◆ 出典本文

道路からカーポートを経由して邸内へと進む。木の縦格子の塀が、ほどよく外からの視線をカットしてくれる。門扉を開けるとデッキスペースが広がる。このデッキは、玄関ポーチでもあり、2階のセカンドリビングを延長するアウトドアリビングでもある。

邸内に入ると、デッキに面した窓から光がふんだんに入るセカンドリビングが広がる。テレビを置き、スポーツ観戦が趣味のIさんのお気に入りの場所なのだとか。
視線の先には、等間隔に開けられた窓から、川沿いの景色が見える。この窓の配置、土手を歩く人々からは中の様子が伺えないものの、中からは遠くの景色まで見渡せる絶妙な配置。川べりというロケーションを最大限に活かしている。

「川に面した窓は、それぞれ橋や空や電車など見えるものが違い、景色も移り変わるので、思わず写真を撮りたくなる」とIさんが言うように、以前の家と同じ場所でありながら、これまで得られなかった景色を楽しむということをもたらした。

窓の下は、現在はカウンターを設置し、ワークデスクや化粧台になっている。将来、ワークカウンターをはずして、キッチンを設置することを見据えた空間だ。
隅田川の花火大会の日には、快適な室内で、このカウンターでお酒を飲みながら、土手に集まる人々の頭越しにその様子を眺めるのだという。なんともうらやましい限りだ。

◆ 課題文 A
レコードの先頭から「y-tick-label-0.6: 0.6 xyxy=(38,318,66,340)」を含む行までを、両端の行も含めて一字一句そのまま複製せよ。
レコードは本文とは無関係である。

◆ 入力データ
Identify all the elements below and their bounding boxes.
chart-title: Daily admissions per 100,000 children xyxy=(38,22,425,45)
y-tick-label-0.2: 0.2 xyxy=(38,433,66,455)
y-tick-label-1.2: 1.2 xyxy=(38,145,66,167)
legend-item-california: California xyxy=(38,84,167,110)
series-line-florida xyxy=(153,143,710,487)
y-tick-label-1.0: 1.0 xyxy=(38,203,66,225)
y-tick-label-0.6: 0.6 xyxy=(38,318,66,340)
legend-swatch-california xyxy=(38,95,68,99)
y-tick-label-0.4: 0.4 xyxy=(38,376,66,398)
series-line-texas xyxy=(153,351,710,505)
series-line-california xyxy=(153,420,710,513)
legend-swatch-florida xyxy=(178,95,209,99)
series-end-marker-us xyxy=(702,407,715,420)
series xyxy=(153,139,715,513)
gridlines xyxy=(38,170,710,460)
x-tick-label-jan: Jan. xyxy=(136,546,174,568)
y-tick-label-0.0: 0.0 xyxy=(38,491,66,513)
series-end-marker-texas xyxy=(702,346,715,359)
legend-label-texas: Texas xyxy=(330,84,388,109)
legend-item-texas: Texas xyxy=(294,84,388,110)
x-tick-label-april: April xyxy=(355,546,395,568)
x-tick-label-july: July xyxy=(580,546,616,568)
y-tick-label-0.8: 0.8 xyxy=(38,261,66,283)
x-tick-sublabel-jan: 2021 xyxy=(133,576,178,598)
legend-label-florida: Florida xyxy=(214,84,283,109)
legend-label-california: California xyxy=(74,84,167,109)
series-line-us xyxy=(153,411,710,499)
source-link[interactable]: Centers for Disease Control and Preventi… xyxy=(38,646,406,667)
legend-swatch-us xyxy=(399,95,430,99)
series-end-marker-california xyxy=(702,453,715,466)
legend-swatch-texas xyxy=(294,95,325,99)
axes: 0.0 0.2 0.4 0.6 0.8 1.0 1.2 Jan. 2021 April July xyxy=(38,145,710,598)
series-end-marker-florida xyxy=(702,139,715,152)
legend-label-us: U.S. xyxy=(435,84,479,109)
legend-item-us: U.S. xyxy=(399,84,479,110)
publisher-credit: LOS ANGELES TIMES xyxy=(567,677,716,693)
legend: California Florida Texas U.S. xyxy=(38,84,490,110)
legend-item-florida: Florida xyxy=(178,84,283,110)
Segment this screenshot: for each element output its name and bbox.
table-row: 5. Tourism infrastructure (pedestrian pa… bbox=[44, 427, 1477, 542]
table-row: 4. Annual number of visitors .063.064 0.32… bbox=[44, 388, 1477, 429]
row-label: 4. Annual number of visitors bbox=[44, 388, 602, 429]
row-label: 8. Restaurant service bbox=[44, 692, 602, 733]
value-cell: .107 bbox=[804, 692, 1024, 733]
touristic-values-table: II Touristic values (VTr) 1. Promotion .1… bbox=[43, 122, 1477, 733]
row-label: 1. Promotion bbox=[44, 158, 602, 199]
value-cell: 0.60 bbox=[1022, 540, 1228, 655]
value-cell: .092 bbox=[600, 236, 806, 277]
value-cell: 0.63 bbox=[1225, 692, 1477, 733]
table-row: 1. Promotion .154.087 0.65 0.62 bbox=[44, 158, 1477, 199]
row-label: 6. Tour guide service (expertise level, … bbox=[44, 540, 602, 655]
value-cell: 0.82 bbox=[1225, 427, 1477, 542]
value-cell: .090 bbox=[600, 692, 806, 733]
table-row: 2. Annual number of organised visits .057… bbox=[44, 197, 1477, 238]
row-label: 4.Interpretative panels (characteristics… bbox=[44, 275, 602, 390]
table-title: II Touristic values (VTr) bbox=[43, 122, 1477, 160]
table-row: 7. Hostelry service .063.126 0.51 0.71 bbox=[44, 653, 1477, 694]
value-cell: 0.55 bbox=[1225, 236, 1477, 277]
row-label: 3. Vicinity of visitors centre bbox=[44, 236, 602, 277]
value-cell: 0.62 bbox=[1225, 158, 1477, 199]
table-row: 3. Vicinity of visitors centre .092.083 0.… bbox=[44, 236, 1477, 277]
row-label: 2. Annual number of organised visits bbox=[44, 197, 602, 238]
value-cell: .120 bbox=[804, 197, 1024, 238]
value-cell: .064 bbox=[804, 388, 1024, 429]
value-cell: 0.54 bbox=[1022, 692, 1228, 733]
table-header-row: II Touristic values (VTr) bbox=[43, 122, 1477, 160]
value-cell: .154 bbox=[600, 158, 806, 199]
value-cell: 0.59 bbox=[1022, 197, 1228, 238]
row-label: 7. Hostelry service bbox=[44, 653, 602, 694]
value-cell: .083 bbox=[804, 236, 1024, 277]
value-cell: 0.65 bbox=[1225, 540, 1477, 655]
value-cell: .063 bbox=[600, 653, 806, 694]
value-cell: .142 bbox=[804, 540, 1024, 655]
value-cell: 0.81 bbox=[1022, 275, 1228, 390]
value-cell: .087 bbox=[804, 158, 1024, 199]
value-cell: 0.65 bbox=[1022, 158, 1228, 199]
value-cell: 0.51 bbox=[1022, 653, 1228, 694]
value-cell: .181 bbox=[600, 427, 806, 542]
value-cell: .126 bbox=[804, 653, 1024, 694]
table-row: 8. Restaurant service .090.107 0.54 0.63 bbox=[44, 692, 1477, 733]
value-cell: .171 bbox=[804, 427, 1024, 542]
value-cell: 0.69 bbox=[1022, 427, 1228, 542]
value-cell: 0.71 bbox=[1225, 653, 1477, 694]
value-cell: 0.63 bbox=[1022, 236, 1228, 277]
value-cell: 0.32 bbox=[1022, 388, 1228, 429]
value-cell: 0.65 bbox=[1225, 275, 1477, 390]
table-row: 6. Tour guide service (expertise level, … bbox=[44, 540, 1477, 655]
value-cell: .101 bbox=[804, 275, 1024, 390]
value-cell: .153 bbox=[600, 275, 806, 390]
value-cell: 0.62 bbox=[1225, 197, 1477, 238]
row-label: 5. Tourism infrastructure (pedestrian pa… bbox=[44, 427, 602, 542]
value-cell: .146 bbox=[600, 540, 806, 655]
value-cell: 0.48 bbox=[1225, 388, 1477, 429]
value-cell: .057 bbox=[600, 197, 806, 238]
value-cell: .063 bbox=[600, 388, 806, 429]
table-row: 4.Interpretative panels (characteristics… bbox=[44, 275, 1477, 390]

◆ 課題文 B
本文のうち「道路からカーポートを経由して」から「なんともうらやましい限りだ。」までをすべて、そのまま書き写せ。

◆ 解答全文 A
Identify all the elements below and their bounding boxes.
chart-title: Daily admissions per 100,000 children xyxy=(38,22,425,45)
y-tick-label-0.2: 0.2 xyxy=(38,433,66,455)
y-tick-label-1.2: 1.2 xyxy=(38,145,66,167)
legend-item-california: California xyxy=(38,84,167,110)
series-line-florida xyxy=(153,143,710,487)
y-tick-label-1.0: 1.0 xyxy=(38,203,66,225)
y-tick-label-0.6: 0.6 xyxy=(38,318,66,340)

◆ 解答全文 B
道路からカーポートを経由して邸内へと進む。木の縦格子の塀が、ほどよく外からの視線をカットしてくれる。門扉を開けるとデッキスペースが広がる。このデッキは、玄関ポーチでもあり、2階のセカンドリビングを延長するアウトドアリビングでもある。

邸内に入ると、デッキに面した窓から光がふんだんに入るセカンドリビングが広がる。テレビを置き、スポーツ観戦が趣味のIさんのお気に入りの場所なのだとか。
視線の先には、等間隔に開けられた窓から、川沿いの景色が見える。この窓の配置、土手を歩く人々からは中の様子が伺えないものの、中からは遠くの景色まで見渡せる絶妙な配置。川べりというロケーションを最大限に活かしている。

「川に面した窓は、それぞれ橋や空や電車など見えるものが違い、景色も移り変わるので、思わず写真を撮りたくなる」とIさんが言うように、以前の家と同じ場所でありながら、これまで得られなかった景色を楽しむということをもたらした。

窓の下は、現在はカウンターを設置し、ワークデスクや化粧台になっている。将来、ワークカウンターをはずして、キッチンを設置することを見据えた空間だ。
隅田川の花火大会の日には、快適な室内で、このカウンターでお酒を飲みながら、土手に集まる人々の頭越しにその様子を眺めるのだという。なんともうらやましい限りだ。